L’émergence des Jeunes-Turcs

Le mouvement d’opposition Jeunes-Turcs se forme à partir de 1889 lorsque quatre étudiants de l’Ecole de médecine militaire de Constantinople décident de se regrouper dans une organisation secrète. Ce mouvement se diffuse progressivement parmi les étudiants d’Istanbul, au sein de l’Académie militaire, de l’Ecole d’administration, de l’Académie navale ou encore de l’Ecole vétérinaire et attire également de nombreux officiers et oulémas. Ses membres sont issus des diverses nationalités et religions qui constituent l’Empire ottoman. On trouve majoritairement des musulmans, turcs, arabes et kurdes, mais aussi des chrétiens et des juifs, des Albanais ou encore des Arméniens. Ces Ottomans libéraux font partie de la nouvelle élite, civile et militaire, qui a baigné dans l’esprit des réformes des Tanzimat (période de réforme qui dure de 1839 à 1876). Ils reprennent le modèle des sociétés secrètes italiennes carbonari et se divisent en plusieurs cellules. Leur but est de libéraliser l’Empire et de remettre en place la Constitution de 1876 supprimée depuis 1878 par Abdul Hamid II.
==================================================
▶ _Tâches à réaliser_:
a. Selon l'article sur les Jeunes-Turcs :
(i) En quelle année le mouvement se forme-t-il ?
(ii) Sur quel modèle de sociétés secrètes ses membres s'organisent-ils ?
(iii) Quelle constitution veulent-ils remettre en place ?
b. Poursuivez l'article sur les Jeunes-Turcs à la suite de sa dernière phrase.

▶ _Matériel fourni_:
==================================================
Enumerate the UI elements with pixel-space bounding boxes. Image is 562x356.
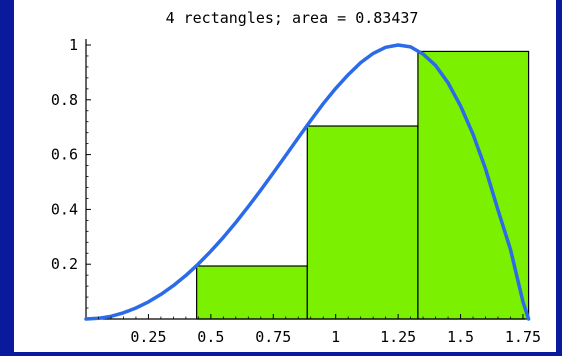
==================================================
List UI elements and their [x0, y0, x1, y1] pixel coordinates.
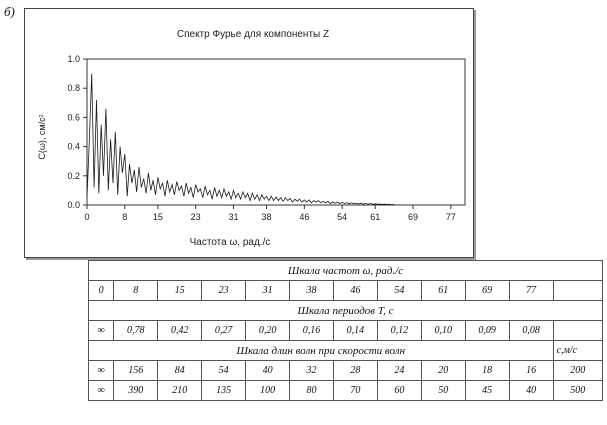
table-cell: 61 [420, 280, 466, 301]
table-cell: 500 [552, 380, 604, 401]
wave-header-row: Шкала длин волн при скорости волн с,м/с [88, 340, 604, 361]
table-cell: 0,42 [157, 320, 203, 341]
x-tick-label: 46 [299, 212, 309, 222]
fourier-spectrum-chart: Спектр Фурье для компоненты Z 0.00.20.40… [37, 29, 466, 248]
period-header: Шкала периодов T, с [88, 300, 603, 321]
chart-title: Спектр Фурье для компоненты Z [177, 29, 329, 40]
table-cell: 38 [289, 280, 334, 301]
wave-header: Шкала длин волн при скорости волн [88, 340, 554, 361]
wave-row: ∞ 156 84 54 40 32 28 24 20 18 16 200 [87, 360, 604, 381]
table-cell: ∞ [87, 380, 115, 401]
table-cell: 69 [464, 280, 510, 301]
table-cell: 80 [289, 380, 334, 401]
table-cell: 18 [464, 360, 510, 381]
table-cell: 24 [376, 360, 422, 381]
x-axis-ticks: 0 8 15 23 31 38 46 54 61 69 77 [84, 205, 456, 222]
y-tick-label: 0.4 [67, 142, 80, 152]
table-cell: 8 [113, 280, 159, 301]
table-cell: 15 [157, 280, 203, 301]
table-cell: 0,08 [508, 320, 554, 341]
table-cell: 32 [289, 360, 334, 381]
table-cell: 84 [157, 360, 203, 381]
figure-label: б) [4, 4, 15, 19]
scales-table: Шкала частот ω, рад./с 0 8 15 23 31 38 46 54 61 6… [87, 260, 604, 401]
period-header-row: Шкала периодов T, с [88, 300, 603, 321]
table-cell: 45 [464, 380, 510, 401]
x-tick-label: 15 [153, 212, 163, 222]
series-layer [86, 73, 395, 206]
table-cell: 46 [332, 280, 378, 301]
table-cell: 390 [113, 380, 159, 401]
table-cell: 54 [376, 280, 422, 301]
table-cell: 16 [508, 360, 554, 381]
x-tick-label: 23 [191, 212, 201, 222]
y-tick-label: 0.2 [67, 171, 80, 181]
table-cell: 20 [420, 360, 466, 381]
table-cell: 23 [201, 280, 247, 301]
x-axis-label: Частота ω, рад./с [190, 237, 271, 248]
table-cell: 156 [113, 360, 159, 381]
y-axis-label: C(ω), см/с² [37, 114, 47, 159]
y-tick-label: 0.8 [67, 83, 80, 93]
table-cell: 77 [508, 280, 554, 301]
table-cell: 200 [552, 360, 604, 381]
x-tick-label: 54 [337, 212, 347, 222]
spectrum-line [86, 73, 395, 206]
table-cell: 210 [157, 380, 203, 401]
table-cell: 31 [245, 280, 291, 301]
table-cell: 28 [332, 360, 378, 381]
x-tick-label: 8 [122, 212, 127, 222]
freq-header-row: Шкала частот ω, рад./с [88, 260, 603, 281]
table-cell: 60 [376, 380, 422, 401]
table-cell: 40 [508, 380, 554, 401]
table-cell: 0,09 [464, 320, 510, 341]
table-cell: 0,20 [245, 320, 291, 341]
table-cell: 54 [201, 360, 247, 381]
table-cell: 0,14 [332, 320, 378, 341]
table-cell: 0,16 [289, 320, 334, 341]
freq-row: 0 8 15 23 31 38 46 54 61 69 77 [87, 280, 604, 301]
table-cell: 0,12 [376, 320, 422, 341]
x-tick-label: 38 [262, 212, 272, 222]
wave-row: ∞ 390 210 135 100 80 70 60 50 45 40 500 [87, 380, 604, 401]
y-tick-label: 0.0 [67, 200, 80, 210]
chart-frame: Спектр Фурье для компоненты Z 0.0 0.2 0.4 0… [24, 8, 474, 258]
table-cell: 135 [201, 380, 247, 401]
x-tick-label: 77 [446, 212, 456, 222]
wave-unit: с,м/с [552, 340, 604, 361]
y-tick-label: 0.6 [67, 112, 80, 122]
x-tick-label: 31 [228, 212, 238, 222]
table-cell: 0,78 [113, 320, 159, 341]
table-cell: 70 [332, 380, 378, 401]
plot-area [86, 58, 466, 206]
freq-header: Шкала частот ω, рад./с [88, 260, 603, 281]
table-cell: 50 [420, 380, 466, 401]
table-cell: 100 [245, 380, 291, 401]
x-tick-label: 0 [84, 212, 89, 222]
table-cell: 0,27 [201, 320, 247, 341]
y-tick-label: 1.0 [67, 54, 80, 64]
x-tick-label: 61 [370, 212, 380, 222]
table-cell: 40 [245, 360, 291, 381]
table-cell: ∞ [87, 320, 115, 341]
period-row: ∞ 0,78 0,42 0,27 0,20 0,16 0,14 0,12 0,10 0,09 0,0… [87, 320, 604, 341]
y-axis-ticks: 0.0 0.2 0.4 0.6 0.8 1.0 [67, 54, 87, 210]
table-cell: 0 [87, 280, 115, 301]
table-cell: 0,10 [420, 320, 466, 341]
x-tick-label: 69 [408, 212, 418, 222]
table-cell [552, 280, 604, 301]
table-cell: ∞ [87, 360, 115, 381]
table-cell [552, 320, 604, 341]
==================================================
▶ _Résultats dans l'ordre_:
a.
(i) En 1889.
(ii) Sur le modèle des sociétés secrètes italiennes carbonari.
(iii) La Constitution de 1876, supprimée depuis 1878 par Abdul Hamid II.

b.
Le mouvement se développe également à l’extérieur de l’Empire où de nombreux Ottomans ont fui la censure et la répression. On trouve alors des cellules jeunes-turques aussi bien au Caire ou en Roumanie, qu’en Grande-Bretagne, Paris ou Genève. Le mouvement reste alors organisé autour de quelques personnalités de manière plus ou moins isolée et ne présente aucun programme précis. S’inspirant de la Révolution française et des différents courants européens du XIXe siècle, allant des plus révolutionnaires au plus conservateurs, les moyens d’actions envisagées par les Jeunes-Turcs sont au final très peu définis et ne représentent pas encore de réelles menaces pour le régime. Jusqu’en 1907, ils se contentent d’une campagne de presse antihamidienne depuis l’extérieur de l’Empire. Toutefois, les Jeunes-Turcs commencent à soucier le sultan qui, inquiet de la dégradation de l’image de la Porte par le mouvement, cherche à affaiblir l’opposition.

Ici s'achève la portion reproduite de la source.